SHORT EXERCISE:
Every entry needs to be printed exactly, please.

**** RECORD EXCERPTS

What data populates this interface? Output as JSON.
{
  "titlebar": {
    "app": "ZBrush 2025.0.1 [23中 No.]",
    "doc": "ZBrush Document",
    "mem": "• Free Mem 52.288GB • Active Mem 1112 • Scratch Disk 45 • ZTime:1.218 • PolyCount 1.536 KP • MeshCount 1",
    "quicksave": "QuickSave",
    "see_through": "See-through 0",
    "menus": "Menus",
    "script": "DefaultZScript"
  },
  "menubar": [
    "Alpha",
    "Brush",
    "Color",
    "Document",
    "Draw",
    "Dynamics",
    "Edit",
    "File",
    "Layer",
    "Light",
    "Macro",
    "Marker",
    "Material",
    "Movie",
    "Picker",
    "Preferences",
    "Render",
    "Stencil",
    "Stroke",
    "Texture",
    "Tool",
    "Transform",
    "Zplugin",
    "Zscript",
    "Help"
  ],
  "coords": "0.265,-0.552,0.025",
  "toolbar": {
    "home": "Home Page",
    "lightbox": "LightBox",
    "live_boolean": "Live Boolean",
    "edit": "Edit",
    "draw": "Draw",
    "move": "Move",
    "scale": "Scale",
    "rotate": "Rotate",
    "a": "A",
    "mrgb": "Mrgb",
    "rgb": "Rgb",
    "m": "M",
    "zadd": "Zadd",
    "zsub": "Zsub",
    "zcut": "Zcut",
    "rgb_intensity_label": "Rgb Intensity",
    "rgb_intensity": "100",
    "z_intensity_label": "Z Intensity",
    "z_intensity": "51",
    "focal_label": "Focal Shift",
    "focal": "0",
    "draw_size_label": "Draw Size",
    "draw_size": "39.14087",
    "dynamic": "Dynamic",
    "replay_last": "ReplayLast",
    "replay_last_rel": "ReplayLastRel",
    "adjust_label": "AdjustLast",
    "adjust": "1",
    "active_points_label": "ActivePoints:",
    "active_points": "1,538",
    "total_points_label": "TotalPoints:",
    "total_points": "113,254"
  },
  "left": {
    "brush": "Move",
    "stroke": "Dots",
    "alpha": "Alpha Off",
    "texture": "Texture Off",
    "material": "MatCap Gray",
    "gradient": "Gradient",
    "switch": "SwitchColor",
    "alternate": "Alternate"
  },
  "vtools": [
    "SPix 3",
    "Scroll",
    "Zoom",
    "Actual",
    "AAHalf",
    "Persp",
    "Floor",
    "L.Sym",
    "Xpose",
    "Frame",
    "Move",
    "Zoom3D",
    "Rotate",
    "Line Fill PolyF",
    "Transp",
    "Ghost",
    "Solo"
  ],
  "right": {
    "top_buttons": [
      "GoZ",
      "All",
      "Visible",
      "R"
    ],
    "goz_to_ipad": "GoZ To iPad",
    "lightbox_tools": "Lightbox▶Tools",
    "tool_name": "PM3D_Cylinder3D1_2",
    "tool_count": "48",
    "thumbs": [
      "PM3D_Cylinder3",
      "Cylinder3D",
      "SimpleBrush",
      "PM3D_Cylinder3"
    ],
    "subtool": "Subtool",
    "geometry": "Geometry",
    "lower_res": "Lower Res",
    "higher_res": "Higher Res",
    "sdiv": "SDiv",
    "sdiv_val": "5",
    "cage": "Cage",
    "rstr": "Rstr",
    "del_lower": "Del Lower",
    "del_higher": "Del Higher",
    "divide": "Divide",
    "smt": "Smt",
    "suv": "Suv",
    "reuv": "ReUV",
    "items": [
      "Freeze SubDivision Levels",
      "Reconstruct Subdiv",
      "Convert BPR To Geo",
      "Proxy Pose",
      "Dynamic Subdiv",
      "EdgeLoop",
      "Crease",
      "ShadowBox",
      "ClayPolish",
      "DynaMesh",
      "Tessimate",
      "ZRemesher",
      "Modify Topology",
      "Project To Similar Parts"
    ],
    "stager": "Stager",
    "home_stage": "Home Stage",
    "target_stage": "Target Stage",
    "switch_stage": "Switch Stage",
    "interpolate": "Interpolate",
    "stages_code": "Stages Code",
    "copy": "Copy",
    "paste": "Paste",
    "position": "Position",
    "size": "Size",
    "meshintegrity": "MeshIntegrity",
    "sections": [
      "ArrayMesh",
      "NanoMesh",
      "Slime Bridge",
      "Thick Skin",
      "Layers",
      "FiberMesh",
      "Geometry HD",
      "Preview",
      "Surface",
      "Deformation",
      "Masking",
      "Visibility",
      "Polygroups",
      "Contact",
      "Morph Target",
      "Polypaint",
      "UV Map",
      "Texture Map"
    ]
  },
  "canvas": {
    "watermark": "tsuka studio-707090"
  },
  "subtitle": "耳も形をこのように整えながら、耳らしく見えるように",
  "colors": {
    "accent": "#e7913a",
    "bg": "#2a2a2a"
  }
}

********

TASK RESULT:
What data populates this interface? Output as JSON.
{
  "titlebar": {
    "app": "ZBrush 2025.0.1 [23中 No.]",
    "doc": "ZBrush Document",
    "mem": "• Free Mem 52.288GB • Active Mem 1112 • Scratch Disk 45 • ZTime:1.218 • PolyCount 1.536 KP • MeshCount 1",
    "quicksave": "QuickSave",
    "see_through": "See-through 0",
    "menus": "Menus",
    "script": "DefaultZScript"
  },
  "menubar": [
    "Alpha",
    "Brush",
    "Color",
    "Document",
    "Draw",
    "Dynamics",
    "Edit",
    "File",
    "Layer",
    "Light",
    "Macro",
    "Marker",
    "Material",
    "Movie",
    "Picker",
    "Preferences",
    "Render",
    "Stencil",
    "Stroke",
    "Texture",
    "Tool",
    "Transform",
    "Zplugin",
    "Zscript",
    "Help"
  ],
  "coords": "0.265,-0.552,0.025",
  "toolbar": {
    "home": "Home Page",
    "lightbox": "LightBox",
    "live_boolean": "Live Boolean",
    "edit": "Edit",
    "draw": "Draw",
    "move": "Move",
    "scale": "Scale",
    "rotate": "Rotate",
    "a": "A",
    "mrgb": "Mrgb",
    "rgb": "Rgb",
    "m": "M",
    "zadd": "Zadd",
    "zsub": "Zsub",
    "zcut": "Zcut",
    "rgb_intensity_label": "Rgb Intensity",
    "rgb_intensity": "100",
    "z_intensity_label": "Z Intensity",
    "z_intensity": "51",
    "focal_label": "Focal Shift",
    "focal": "0",
    "draw_size_label": "Draw Size",
    "draw_size": "39.14087",
    "dynamic": "Dynamic",
    "replay_last": "ReplayLast",
    "replay_last_rel": "ReplayLastRel",
    "adjust_label": "AdjustLast",
    "adjust": "1",
    "active_points_label": "ActivePoints:",
    "active_points": "1,538",
    "total_points_label": "TotalPoints:",
    "total_points": "113,254"
  },
  "left": {
    "brush": "Move",
    "stroke": "Dots",
    "alpha": "Alpha Off",
    "texture": "Texture Off",
    "material": "MatCap Gray",
    "gradient": "Gradient",
    "switch": "SwitchColor",
    "alternate": "Alternate"
  },
  "vtools": [
    "SPix 3",
    "Scroll",
    "Zoom",
    "Actual",
    "AAHalf",
    "Persp",
    "Floor",
    "L.Sym",
    "Xpose",
    "Frame",
    "Move",
    "Zoom3D",
    "Rotate",
    "Line Fill PolyF",
    "Transp",
    "Ghost",
    "Solo"
  ],
  "right": {
    "top_buttons": [
      "GoZ",
      "All",
      "Visible",
      "R"
    ],
    "goz_to_ipad": "GoZ To iPad",
    "lightbox_tools": "Lightbox▶Tools",
    "tool_name": "PM3D_Cylinder3D1_2",
    "tool_count": "48",
    "thumbs": [
      "PM3D_Cylinder3",
      "Cylinder3D",
      "SimpleBrush",
      "PM3D_Cylinder3"
    ],
    "subtool": "Subtool",
    "geometry": "Geometry",
    "lower_res": "Lower Res",
    "higher_res": "Higher Res",
    "sdiv": "SDiv",
    "sdiv_val": "5",
    "cage": "Cage",
    "rstr": "Rstr",
    "del_lower": "Del Lower",
    "del_higher": "Del Higher",
    "divide": "Divide",
    "smt": "Smt",
    "suv": "Suv",
    "reuv": "ReUV",
    "items": [
      "Freeze SubDivision Levels",
      "Reconstruct Subdiv",
      "Convert BPR To Geo",
      "Proxy Pose",
      "Dynamic Subdiv",
      "EdgeLoop",
      "Crease",
      "ShadowBox",
      "ClayPolish",
      "DynaMesh",
      "Tessimate",
      "ZRemesher",
      "Modify Topology",
      "Project To Similar Parts"
    ],
    "stager": "Stager",
    "home_stage": "Home Stage",
    "target_stage": "Target Stage",
    "switch_stage": "Switch Stage",
    "interpolate": "Interpolate",
    "stages_code": "Stages Code",
    "copy": "Copy",
    "paste": "Paste",
    "position": "Position",
    "size": "Size",
    "meshintegrity": "MeshIntegrity",
    "sections": [
      "ArrayMesh",
      "NanoMesh",
      "Slime Bridge",
      "Thick Skin",
      "Layers",
      "FiberMesh",
      "Geometry HD",
      "Preview",
      "Surface",
      "Deformation",
      "Masking",
      "Visibility",
      "Polygroups",
      "Contact",
      "Morph Target",
      "Polypaint",
      "UV Map",
      "Texture Map"
    ]
  },
  "canvas": {
    "watermark": "tsuka studio-707090"
  },
  "subtitle": "耳も形をこのように整えながら、耳らしく見えるように",
  "colors": {
    "accent": "#e7913a",
    "bg": "#2a2a2a"
  }
}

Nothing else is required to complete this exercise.